→ ARBEITSAUFTRAG:
Gib im Text über das Vermessen von Lkw-Rahmen den Abschnitt von "Einstellen der Achsgeometrie" bis "ein ‚gerader‘ Rahmen." wortgetreu wieder.

→ SEITENTEXT:
Einstellen der Achsgeometrie an Lkw
Eine korrekt eingestellte Achsgeometrie sowie ein ‚gerader‘ Rahmen sparen Kraftstoff und minimieren den Reifenverschleiß. Ein optimales Ergebnis erhält man, wenn man ziehende und gezogene Einheit gemeinsam vermisst. Bild: Josam
Zurück in die Spur

Tipps zum Vermessen und Richten von Lkw- und Trailerrahmen

Im Transportgewerbe weht ein scharfer Wind. Damit sich das Geschäft wirtschaftlich gestaltet, kontrollieren viele Speditionen die Fahrzeugkosten ganz genau. Im Fokus stehen speziell der Kraftstoffverbrauch und die Reifenkosten. Einen wesentlichen Einfluss auf diese beiden Faktoren hat neben einer perfekt eingestellte Fahrwerks- und Achsgeometrie vor allem ein ‚gerader‘ Rahmen.

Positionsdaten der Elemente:

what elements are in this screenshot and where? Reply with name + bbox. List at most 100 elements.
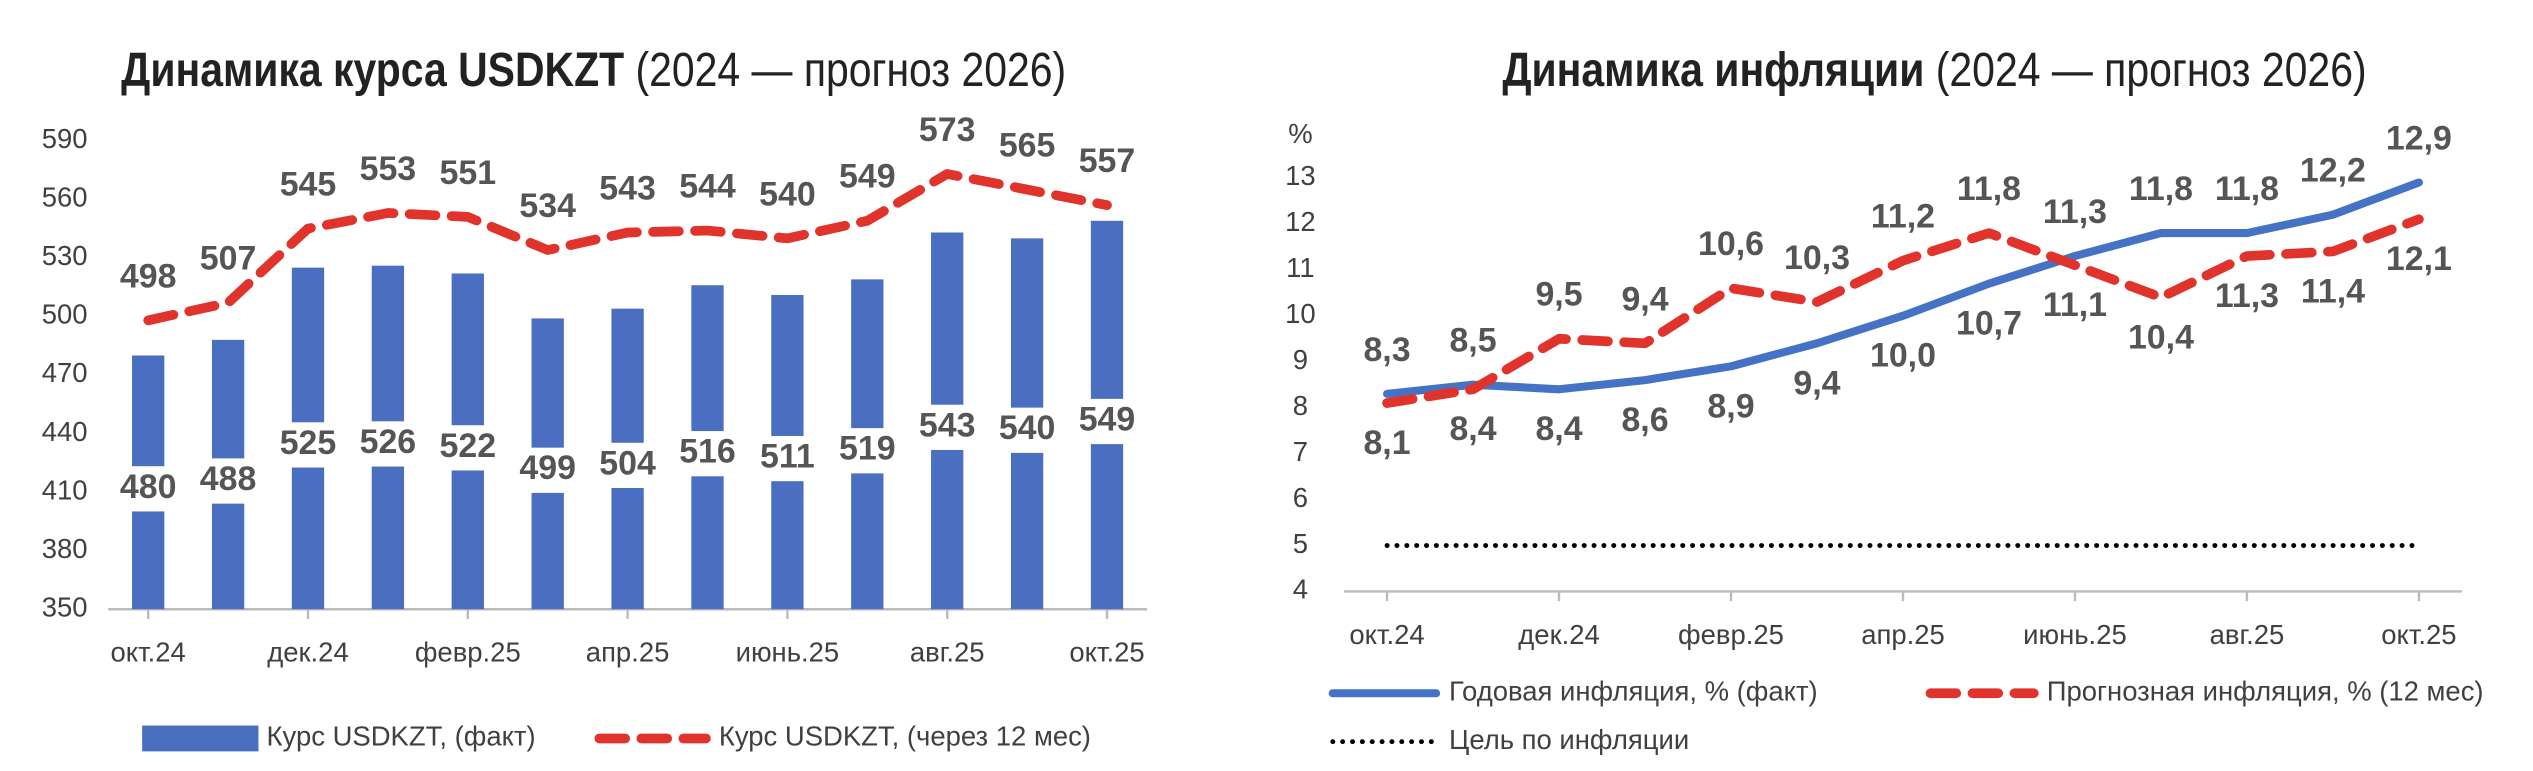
y-tick-label: 7 xyxy=(1293,436,1308,467)
legend-label: Курс USDKZT, (факт) xyxy=(267,721,536,752)
data-label: 11,8 xyxy=(2129,170,2193,208)
data-label: 516 xyxy=(679,433,736,471)
data-label: 8,1 xyxy=(1363,424,1410,462)
legend-label: Прогнозная инфляция, % (12 мес) xyxy=(2047,675,2484,706)
label-bg xyxy=(270,422,346,468)
x-tick-label: дек.24 xyxy=(267,637,348,668)
data-label: 8,9 xyxy=(1707,387,1754,425)
data-label: 545 xyxy=(280,166,337,204)
label-bg xyxy=(590,442,665,489)
data-label: 10,7 xyxy=(1956,305,2022,343)
data-label: 8,3 xyxy=(1363,331,1410,369)
y-tick-label: 560 xyxy=(42,182,88,213)
label-bg xyxy=(111,466,186,512)
y-tick-label: 530 xyxy=(42,240,88,271)
data-label: 525 xyxy=(280,424,337,462)
data-label: 11,8 xyxy=(2215,170,2279,208)
data-label: 488 xyxy=(200,460,257,498)
x-tick-label: июнь.25 xyxy=(2023,619,2127,650)
y-tick-label: 10 xyxy=(1285,298,1316,329)
y-tick-label: 440 xyxy=(42,416,88,447)
x-tick-label: февр.25 xyxy=(1678,619,1784,650)
data-label: 534 xyxy=(519,187,576,225)
data-label: 9,5 xyxy=(1535,276,1582,314)
label-bg xyxy=(510,447,585,493)
x-tick-label: июнь.25 xyxy=(736,637,840,668)
data-label: 526 xyxy=(360,423,417,461)
data-label: 11,4 xyxy=(2301,272,2365,310)
y-tick-label: 350 xyxy=(42,591,88,622)
data-label: 519 xyxy=(839,430,896,468)
data-label: 553 xyxy=(360,150,417,188)
line-series xyxy=(143,169,1112,326)
data-label: 499 xyxy=(519,449,576,487)
data-label: 540 xyxy=(999,409,1056,447)
label-bg xyxy=(430,425,505,471)
legend-swatch xyxy=(142,725,259,752)
data-label: 573 xyxy=(919,111,976,149)
y-tick-label: 5 xyxy=(1293,528,1308,559)
data-label: 11,1 xyxy=(2043,286,2107,324)
data-label: 480 xyxy=(120,468,177,506)
title-sub: (2024 — прогноз 2026) xyxy=(1936,43,2367,97)
data-label: 565 xyxy=(999,127,1056,165)
x-tick-label: апр.25 xyxy=(586,637,670,668)
y-tick-label: 410 xyxy=(42,474,88,505)
data-label: 12,9 xyxy=(2386,119,2452,157)
label-bg xyxy=(910,404,985,450)
title-sub: (2024 — прогноз 2026) xyxy=(635,43,1066,97)
y-tick-label: 12 xyxy=(1285,206,1316,237)
label-bg xyxy=(1069,398,1145,445)
data-label: 12,1 xyxy=(2386,240,2452,278)
title-main: Динамика инфляции xyxy=(1502,43,1924,97)
x-tick-label: авг.25 xyxy=(2210,619,2285,650)
x-tick-label: окт.25 xyxy=(1069,637,1144,668)
chart-title: Динамика курса USDKZT (2024 — прогноз 20… xyxy=(121,43,1066,97)
data-label: 507 xyxy=(200,240,257,278)
data-label: 543 xyxy=(919,406,976,444)
x-tick-label: окт.24 xyxy=(1349,619,1424,650)
data-label: 544 xyxy=(679,168,736,206)
data-label: 522 xyxy=(440,427,497,465)
line-series xyxy=(1382,214,2424,408)
data-label: 11,8 xyxy=(1957,170,2021,208)
x-tick-label: апр.25 xyxy=(1861,619,1945,650)
label-bg xyxy=(670,431,745,477)
data-label: 12,2 xyxy=(2300,152,2366,190)
data-label: 8,4 xyxy=(1535,410,1582,448)
title-main: Динамика курса USDKZT xyxy=(121,43,624,97)
data-label: 11,3 xyxy=(2215,277,2279,315)
data-label: 11,3 xyxy=(2043,193,2107,231)
x-tick-label: авг.25 xyxy=(910,637,985,668)
data-label: 557 xyxy=(1079,142,1136,180)
legend-label: Курс USDKZT, (через 12 мес) xyxy=(719,721,1091,752)
y-tick-label: 500 xyxy=(42,299,88,330)
y-tick-label: 13 xyxy=(1285,160,1316,191)
x-tick-label: окт.24 xyxy=(111,637,186,668)
data-label: 10,4 xyxy=(2128,318,2194,356)
x-tick-label: февр.25 xyxy=(415,637,521,668)
data-label: 540 xyxy=(759,175,816,213)
label-bg xyxy=(750,435,825,482)
y-axis-label: % xyxy=(1288,118,1312,149)
y-tick-label: 4 xyxy=(1293,574,1308,605)
label-bg xyxy=(190,458,266,504)
data-label: 543 xyxy=(599,169,656,207)
data-label: 549 xyxy=(839,158,896,196)
line-series xyxy=(1382,178,2423,398)
data-label: 504 xyxy=(599,444,656,482)
data-label: 10,3 xyxy=(1784,239,1850,277)
y-tick-label: 6 xyxy=(1293,482,1308,513)
y-tick-label: 380 xyxy=(42,533,88,564)
x-tick-label: окт.25 xyxy=(2381,619,2456,650)
data-label: 549 xyxy=(1079,400,1136,438)
legend-label: Цель по инфляции xyxy=(1449,724,1689,755)
data-label: 9,4 xyxy=(1621,280,1668,318)
y-tick-label: 8 xyxy=(1293,390,1308,421)
y-tick-label: 590 xyxy=(42,123,88,154)
data-label: 8,6 xyxy=(1621,401,1668,439)
data-label: 11,2 xyxy=(1871,198,1935,236)
y-tick-label: 470 xyxy=(42,357,88,388)
label-bg xyxy=(989,407,1065,453)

→ ERGEBNIS:
Einstellen der Achsgeometrie an Lkw
Eine korrekt eingestellte Achsgeometrie sowie ein ‚gerader‘ Rahmen sparen Kraftstoff und minimieren den Reifenverschleiß. Ein optimales Ergebnis erhält man, wenn man ziehende und gezogene Einheit gemeinsam vermisst. Bild: Josam
Zurück in die Spur

Tipps zum Vermessen und Richten von Lkw- und Trailerrahmen

Im Transportgewerbe weht ein scharfer Wind. Damit sich das Geschäft wirtschaftlich gestaltet, kontrollieren viele Speditionen die Fahrzeugkosten ganz genau. Im Fokus stehen speziell der Kraftstoffverbrauch und die Reifenkosten. Einen wesentlichen Einfluss auf diese beiden Faktoren hat neben einer perfekt eingestellte Fahrwerks- und Achsgeometrie vor allem ein ‚gerader‘ Rahmen.